→ **What to do**:
Without the pictures, give the entries below again exactly as written.

(Recorded data)
----------
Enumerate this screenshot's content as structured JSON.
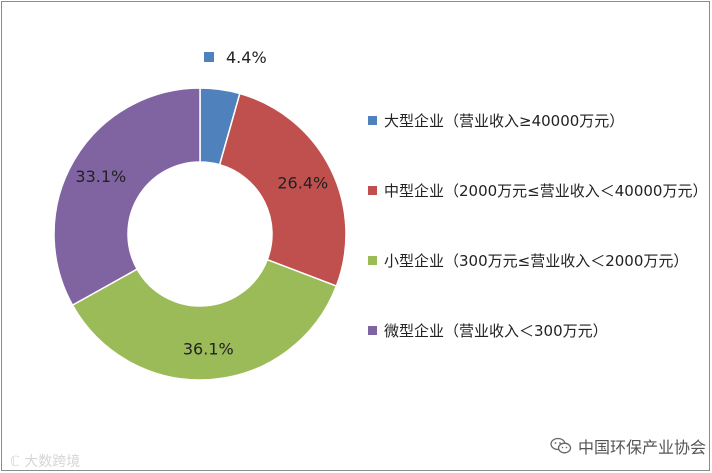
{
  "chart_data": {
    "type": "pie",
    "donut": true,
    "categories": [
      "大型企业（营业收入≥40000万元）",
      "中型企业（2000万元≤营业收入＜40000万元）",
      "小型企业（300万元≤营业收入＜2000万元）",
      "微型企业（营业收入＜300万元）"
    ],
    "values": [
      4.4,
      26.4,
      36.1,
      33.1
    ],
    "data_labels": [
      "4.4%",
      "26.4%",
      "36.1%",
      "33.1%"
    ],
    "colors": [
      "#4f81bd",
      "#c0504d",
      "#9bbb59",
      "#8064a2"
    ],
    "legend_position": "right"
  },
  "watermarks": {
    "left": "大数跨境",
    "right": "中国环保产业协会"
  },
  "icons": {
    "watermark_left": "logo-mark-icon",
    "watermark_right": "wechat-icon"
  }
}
----------
→ **Task answer**:
Enumerate this screenshot's content as structured JSON.
{
  "chart_data": {
    "type": "pie",
    "donut": true,
    "categories": [
      "大型企业（营业收入≥40000万元）",
      "中型企业（2000万元≤营业收入＜40000万元）",
      "小型企业（300万元≤营业收入＜2000万元）",
      "微型企业（营业收入＜300万元）"
    ],
    "values": [
      4.4,
      26.4,
      36.1,
      33.1
    ],
    "data_labels": [
      "4.4%",
      "26.4%",
      "36.1%",
      "33.1%"
    ],
    "colors": [
      "#4f81bd",
      "#c0504d",
      "#9bbb59",
      "#8064a2"
    ],
    "legend_position": "right"
  },
  "watermarks": {
    "left": "大数跨境",
    "right": "中国环保产业协会"
  },
  "icons": {
    "watermark_left": "logo-mark-icon",
    "watermark_right": "wechat-icon"
  }
}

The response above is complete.